**What needs to be done**
Each line that follows is to be retyped exactly.

[Some records]

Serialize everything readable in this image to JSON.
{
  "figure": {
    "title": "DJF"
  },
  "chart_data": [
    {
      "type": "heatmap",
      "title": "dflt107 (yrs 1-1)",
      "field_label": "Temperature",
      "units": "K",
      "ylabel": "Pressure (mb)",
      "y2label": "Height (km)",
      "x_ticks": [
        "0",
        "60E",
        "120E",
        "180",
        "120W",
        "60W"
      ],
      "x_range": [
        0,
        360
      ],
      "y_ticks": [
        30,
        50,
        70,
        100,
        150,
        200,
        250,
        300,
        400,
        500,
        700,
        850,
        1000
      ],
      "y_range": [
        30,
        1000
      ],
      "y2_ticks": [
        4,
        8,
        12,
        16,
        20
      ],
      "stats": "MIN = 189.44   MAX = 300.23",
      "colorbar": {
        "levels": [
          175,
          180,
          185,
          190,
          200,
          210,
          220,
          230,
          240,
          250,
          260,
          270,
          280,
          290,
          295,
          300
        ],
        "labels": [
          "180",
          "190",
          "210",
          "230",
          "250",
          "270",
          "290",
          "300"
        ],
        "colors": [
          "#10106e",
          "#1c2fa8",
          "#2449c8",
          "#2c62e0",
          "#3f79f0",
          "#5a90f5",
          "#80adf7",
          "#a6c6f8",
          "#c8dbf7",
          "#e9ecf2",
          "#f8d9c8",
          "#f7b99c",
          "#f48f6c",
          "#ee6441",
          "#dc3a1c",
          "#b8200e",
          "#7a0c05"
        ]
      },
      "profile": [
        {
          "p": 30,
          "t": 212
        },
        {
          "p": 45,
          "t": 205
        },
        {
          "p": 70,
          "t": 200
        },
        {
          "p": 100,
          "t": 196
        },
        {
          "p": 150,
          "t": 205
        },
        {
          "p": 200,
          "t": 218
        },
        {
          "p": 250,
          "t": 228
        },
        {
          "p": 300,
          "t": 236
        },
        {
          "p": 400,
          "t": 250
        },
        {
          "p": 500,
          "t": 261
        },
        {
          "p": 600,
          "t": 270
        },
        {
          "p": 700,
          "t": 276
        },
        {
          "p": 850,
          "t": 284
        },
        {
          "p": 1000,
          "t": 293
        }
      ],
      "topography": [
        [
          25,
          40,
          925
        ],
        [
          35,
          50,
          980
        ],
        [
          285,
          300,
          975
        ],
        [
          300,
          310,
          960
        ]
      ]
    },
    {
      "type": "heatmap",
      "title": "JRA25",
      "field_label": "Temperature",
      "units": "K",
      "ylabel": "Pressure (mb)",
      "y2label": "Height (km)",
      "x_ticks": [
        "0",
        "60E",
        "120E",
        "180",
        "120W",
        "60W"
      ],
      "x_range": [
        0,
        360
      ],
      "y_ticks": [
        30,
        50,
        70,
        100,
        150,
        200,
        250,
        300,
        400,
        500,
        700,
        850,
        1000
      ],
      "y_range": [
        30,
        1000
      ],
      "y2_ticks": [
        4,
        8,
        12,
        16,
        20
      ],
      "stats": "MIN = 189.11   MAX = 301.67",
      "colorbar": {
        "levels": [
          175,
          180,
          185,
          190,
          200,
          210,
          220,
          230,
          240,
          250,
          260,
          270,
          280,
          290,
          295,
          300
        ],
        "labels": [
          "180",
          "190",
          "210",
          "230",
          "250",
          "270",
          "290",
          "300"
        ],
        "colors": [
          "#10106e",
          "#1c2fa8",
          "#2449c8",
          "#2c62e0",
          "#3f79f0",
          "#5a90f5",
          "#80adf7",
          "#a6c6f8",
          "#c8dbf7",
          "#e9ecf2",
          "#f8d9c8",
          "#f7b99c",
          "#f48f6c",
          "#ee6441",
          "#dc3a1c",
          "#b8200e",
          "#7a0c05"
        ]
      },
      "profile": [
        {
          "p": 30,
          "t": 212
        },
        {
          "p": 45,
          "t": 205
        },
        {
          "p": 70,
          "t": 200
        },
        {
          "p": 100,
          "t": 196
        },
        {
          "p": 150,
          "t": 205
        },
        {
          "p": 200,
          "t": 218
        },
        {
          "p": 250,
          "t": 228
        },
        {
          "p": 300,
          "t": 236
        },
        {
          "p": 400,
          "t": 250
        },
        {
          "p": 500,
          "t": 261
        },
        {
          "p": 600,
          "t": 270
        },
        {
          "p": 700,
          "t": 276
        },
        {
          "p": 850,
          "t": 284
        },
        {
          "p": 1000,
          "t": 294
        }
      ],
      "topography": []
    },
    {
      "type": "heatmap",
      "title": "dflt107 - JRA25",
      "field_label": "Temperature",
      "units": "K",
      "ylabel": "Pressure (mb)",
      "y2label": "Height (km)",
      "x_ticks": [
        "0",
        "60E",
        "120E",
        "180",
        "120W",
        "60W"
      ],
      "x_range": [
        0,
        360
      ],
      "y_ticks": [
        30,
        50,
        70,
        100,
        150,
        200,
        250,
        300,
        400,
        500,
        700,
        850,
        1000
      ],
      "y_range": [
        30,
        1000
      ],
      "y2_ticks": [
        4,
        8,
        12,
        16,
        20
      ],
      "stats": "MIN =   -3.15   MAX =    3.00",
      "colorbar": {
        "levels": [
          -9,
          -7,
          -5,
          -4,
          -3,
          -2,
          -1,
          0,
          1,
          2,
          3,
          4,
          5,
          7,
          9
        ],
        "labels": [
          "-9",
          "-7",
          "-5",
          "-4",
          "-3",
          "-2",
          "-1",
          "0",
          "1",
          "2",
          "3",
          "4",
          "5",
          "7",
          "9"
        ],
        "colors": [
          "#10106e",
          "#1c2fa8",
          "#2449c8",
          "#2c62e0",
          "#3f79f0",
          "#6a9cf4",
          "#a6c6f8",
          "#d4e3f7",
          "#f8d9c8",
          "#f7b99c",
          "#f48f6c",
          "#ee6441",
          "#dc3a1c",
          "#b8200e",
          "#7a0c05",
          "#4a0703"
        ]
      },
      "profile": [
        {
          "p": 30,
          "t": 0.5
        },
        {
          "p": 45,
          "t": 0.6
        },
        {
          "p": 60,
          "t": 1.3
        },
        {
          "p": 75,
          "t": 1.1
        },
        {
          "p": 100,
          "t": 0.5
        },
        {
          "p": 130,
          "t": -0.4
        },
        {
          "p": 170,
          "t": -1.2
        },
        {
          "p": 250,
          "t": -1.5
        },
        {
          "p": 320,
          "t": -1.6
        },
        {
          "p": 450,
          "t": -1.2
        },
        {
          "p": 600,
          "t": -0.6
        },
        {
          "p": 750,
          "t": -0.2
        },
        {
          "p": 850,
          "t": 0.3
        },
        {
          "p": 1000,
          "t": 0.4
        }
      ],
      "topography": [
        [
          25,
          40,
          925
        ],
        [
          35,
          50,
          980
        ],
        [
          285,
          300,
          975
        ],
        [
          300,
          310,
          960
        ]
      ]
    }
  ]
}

**Solution below**
Serialize everything readable in this image to JSON.
{
  "figure": {
    "title": "DJF"
  },
  "chart_data": [
    {
      "type": "heatmap",
      "title": "dflt107 (yrs 1-1)",
      "field_label": "Temperature",
      "units": "K",
      "ylabel": "Pressure (mb)",
      "y2label": "Height (km)",
      "x_ticks": [
        "0",
        "60E",
        "120E",
        "180",
        "120W",
        "60W"
      ],
      "x_range": [
        0,
        360
      ],
      "y_ticks": [
        30,
        50,
        70,
        100,
        150,
        200,
        250,
        300,
        400,
        500,
        700,
        850,
        1000
      ],
      "y_range": [
        30,
        1000
      ],
      "y2_ticks": [
        4,
        8,
        12,
        16,
        20
      ],
      "stats": "MIN = 189.44   MAX = 300.23",
      "colorbar": {
        "levels": [
          175,
          180,
          185,
          190,
          200,
          210,
          220,
          230,
          240,
          250,
          260,
          270,
          280,
          290,
          295,
          300
        ],
        "labels": [
          "180",
          "190",
          "210",
          "230",
          "250",
          "270",
          "290",
          "300"
        ],
        "colors": [
          "#10106e",
          "#1c2fa8",
          "#2449c8",
          "#2c62e0",
          "#3f79f0",
          "#5a90f5",
          "#80adf7",
          "#a6c6f8",
          "#c8dbf7",
          "#e9ecf2",
          "#f8d9c8",
          "#f7b99c",
          "#f48f6c",
          "#ee6441",
          "#dc3a1c",
          "#b8200e",
          "#7a0c05"
        ]
      },
      "profile": [
        {
          "p": 30,
          "t": 212
        },
        {
          "p": 45,
          "t": 205
        },
        {
          "p": 70,
          "t": 200
        },
        {
          "p": 100,
          "t": 196
        },
        {
          "p": 150,
          "t": 205
        },
        {
          "p": 200,
          "t": 218
        },
        {
          "p": 250,
          "t": 228
        },
        {
          "p": 300,
          "t": 236
        },
        {
          "p": 400,
          "t": 250
        },
        {
          "p": 500,
          "t": 261
        },
        {
          "p": 600,
          "t": 270
        },
        {
          "p": 700,
          "t": 276
        },
        {
          "p": 850,
          "t": 284
        },
        {
          "p": 1000,
          "t": 293
        }
      ],
      "topography": [
        [
          25,
          40,
          925
        ],
        [
          35,
          50,
          980
        ],
        [
          285,
          300,
          975
        ],
        [
          300,
          310,
          960
        ]
      ]
    },
    {
      "type": "heatmap",
      "title": "JRA25",
      "field_label": "Temperature",
      "units": "K",
      "ylabel": "Pressure (mb)",
      "y2label": "Height (km)",
      "x_ticks": [
        "0",
        "60E",
        "120E",
        "180",
        "120W",
        "60W"
      ],
      "x_range": [
        0,
        360
      ],
      "y_ticks": [
        30,
        50,
        70,
        100,
        150,
        200,
        250,
        300,
        400,
        500,
        700,
        850,
        1000
      ],
      "y_range": [
        30,
        1000
      ],
      "y2_ticks": [
        4,
        8,
        12,
        16,
        20
      ],
      "stats": "MIN = 189.11   MAX = 301.67",
      "colorbar": {
        "levels": [
          175,
          180,
          185,
          190,
          200,
          210,
          220,
          230,
          240,
          250,
          260,
          270,
          280,
          290,
          295,
          300
        ],
        "labels": [
          "180",
          "190",
          "210",
          "230",
          "250",
          "270",
          "290",
          "300"
        ],
        "colors": [
          "#10106e",
          "#1c2fa8",
          "#2449c8",
          "#2c62e0",
          "#3f79f0",
          "#5a90f5",
          "#80adf7",
          "#a6c6f8",
          "#c8dbf7",
          "#e9ecf2",
          "#f8d9c8",
          "#f7b99c",
          "#f48f6c",
          "#ee6441",
          "#dc3a1c",
          "#b8200e",
          "#7a0c05"
        ]
      },
      "profile": [
        {
          "p": 30,
          "t": 212
        },
        {
          "p": 45,
          "t": 205
        },
        {
          "p": 70,
          "t": 200
        },
        {
          "p": 100,
          "t": 196
        },
        {
          "p": 150,
          "t": 205
        },
        {
          "p": 200,
          "t": 218
        },
        {
          "p": 250,
          "t": 228
        },
        {
          "p": 300,
          "t": 236
        },
        {
          "p": 400,
          "t": 250
        },
        {
          "p": 500,
          "t": 261
        },
        {
          "p": 600,
          "t": 270
        },
        {
          "p": 700,
          "t": 276
        },
        {
          "p": 850,
          "t": 284
        },
        {
          "p": 1000,
          "t": 294
        }
      ],
      "topography": []
    },
    {
      "type": "heatmap",
      "title": "dflt107 - JRA25",
      "field_label": "Temperature",
      "units": "K",
      "ylabel": "Pressure (mb)",
      "y2label": "Height (km)",
      "x_ticks": [
        "0",
        "60E",
        "120E",
        "180",
        "120W",
        "60W"
      ],
      "x_range": [
        0,
        360
      ],
      "y_ticks": [
        30,
        50,
        70,
        100,
        150,
        200,
        250,
        300,
        400,
        500,
        700,
        850,
        1000
      ],
      "y_range": [
        30,
        1000
      ],
      "y2_ticks": [
        4,
        8,
        12,
        16,
        20
      ],
      "stats": "MIN =   -3.15   MAX =    3.00",
      "colorbar": {
        "levels": [
          -9,
          -7,
          -5,
          -4,
          -3,
          -2,
          -1,
          0,
          1,
          2,
          3,
          4,
          5,
          7,
          9
        ],
        "labels": [
          "-9",
          "-7",
          "-5",
          "-4",
          "-3",
          "-2",
          "-1",
          "0",
          "1",
          "2",
          "3",
          "4",
          "5",
          "7",
          "9"
        ],
        "colors": [
          "#10106e",
          "#1c2fa8",
          "#2449c8",
          "#2c62e0",
          "#3f79f0",
          "#6a9cf4",
          "#a6c6f8",
          "#d4e3f7",
          "#f8d9c8",
          "#f7b99c",
          "#f48f6c",
          "#ee6441",
          "#dc3a1c",
          "#b8200e",
          "#7a0c05",
          "#4a0703"
        ]
      },
      "profile": [
        {
          "p": 30,
          "t": 0.5
        },
        {
          "p": 45,
          "t": 0.6
        },
        {
          "p": 60,
          "t": 1.3
        },
        {
          "p": 75,
          "t": 1.1
        },
        {
          "p": 100,
          "t": 0.5
        },
        {
          "p": 130,
          "t": -0.4
        },
        {
          "p": 170,
          "t": -1.2
        },
        {
          "p": 250,
          "t": -1.5
        },
        {
          "p": 320,
          "t": -1.6
        },
        {
          "p": 450,
          "t": -1.2
        },
        {
          "p": 600,
          "t": -0.6
        },
        {
          "p": 750,
          "t": -0.2
        },
        {
          "p": 850,
          "t": 0.3
        },
        {
          "p": 1000,
          "t": 0.4
        }
      ],
      "topography": [
        [
          25,
          40,
          925
        ],
        [
          35,
          50,
          980
        ],
        [
          285,
          300,
          975
        ],
        [
          300,
          310,
          960
        ]
      ]
    }
  ]
}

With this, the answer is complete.